**Directions**
Lines holding the string "条形基础" are the ones to copy; find them all in the data.

**Data supplied**
____

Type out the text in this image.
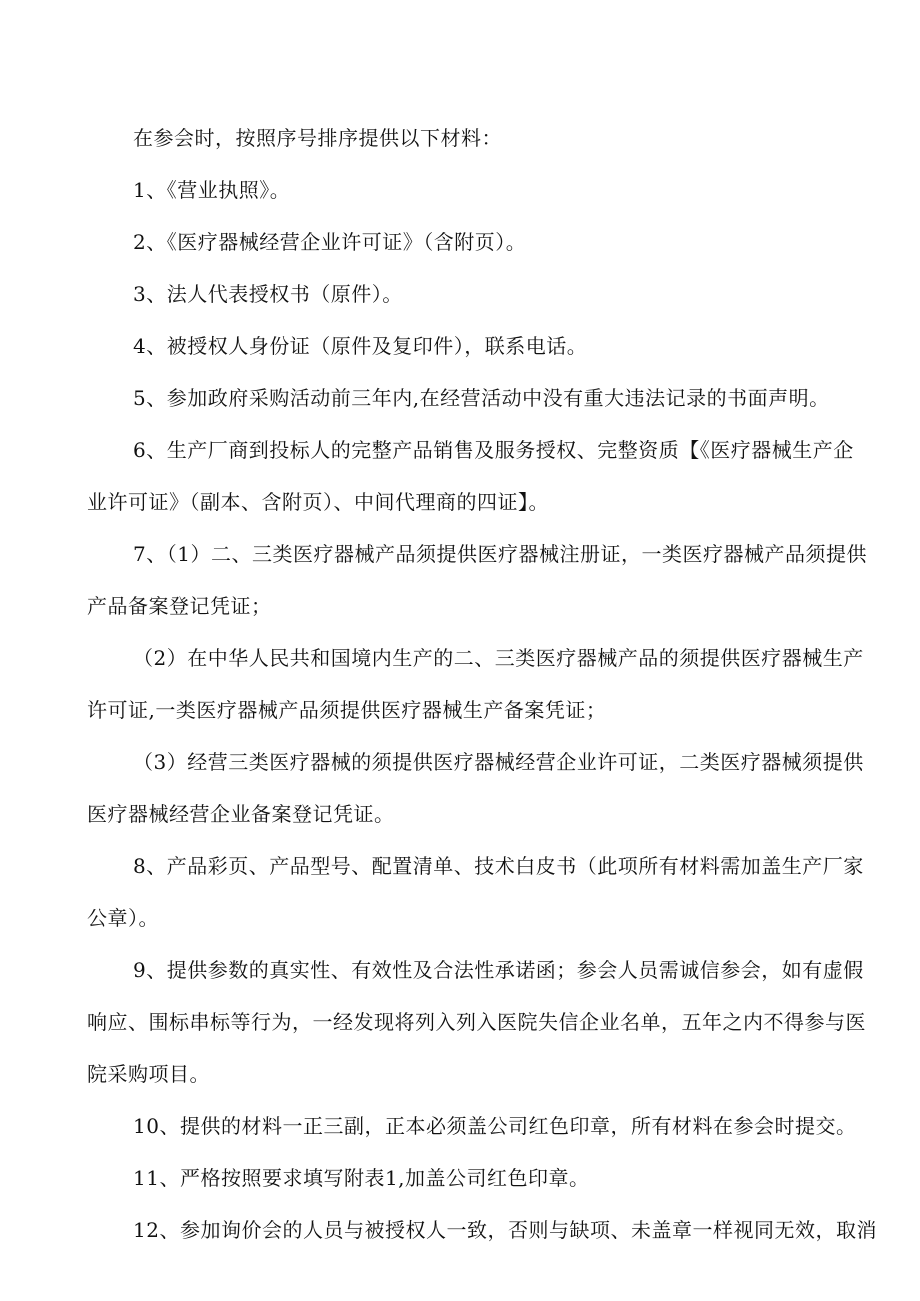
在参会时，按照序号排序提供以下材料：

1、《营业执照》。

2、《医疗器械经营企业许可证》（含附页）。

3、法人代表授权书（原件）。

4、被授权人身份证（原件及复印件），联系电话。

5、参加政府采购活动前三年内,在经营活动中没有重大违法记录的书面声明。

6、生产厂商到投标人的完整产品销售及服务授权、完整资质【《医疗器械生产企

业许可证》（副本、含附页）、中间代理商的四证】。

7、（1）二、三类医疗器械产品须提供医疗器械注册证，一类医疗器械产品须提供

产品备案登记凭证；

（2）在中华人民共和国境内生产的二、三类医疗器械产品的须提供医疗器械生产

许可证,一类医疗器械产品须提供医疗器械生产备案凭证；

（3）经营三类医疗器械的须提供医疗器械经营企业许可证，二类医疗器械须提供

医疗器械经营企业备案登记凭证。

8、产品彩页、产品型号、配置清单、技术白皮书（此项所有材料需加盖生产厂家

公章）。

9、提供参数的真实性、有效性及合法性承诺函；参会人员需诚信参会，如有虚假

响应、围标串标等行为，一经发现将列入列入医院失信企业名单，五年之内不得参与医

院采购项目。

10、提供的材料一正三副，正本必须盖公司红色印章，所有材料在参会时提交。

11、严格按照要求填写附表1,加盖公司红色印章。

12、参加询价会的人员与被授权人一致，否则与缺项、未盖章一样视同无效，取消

____

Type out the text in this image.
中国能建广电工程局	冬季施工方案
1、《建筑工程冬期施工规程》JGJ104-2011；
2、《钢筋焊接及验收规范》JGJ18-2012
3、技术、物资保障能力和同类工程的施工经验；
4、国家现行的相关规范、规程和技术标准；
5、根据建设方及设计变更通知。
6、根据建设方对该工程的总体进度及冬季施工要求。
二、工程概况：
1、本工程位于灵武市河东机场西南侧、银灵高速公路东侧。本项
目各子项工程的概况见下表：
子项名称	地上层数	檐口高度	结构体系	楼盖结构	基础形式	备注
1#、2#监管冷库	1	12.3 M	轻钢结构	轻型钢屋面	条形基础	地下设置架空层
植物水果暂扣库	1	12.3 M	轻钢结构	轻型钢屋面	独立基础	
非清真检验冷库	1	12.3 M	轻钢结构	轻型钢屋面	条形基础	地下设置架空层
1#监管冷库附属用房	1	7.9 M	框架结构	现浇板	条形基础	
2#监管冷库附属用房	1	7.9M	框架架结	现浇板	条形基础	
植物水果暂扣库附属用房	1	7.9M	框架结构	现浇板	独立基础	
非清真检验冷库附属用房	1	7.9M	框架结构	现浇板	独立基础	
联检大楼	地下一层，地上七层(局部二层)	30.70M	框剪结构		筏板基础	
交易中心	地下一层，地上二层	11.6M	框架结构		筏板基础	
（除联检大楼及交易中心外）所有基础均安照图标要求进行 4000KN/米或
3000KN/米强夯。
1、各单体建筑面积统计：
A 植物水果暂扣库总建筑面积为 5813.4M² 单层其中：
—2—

____

**Output below**
1#、2#监管冷库	1	12.3 M	轻钢结构	轻型钢屋面	条形基础	地下设置架空层
非清真检验冷库	1	12.3 M	轻钢结构	轻型钢屋面	条形基础	地下设置架空层
1#监管冷库附属用房	1	7.9 M	框架结构	现浇板	条形基础	
2#监管冷库附属用房	1	7.9M	框架架结	现浇板	条形基础	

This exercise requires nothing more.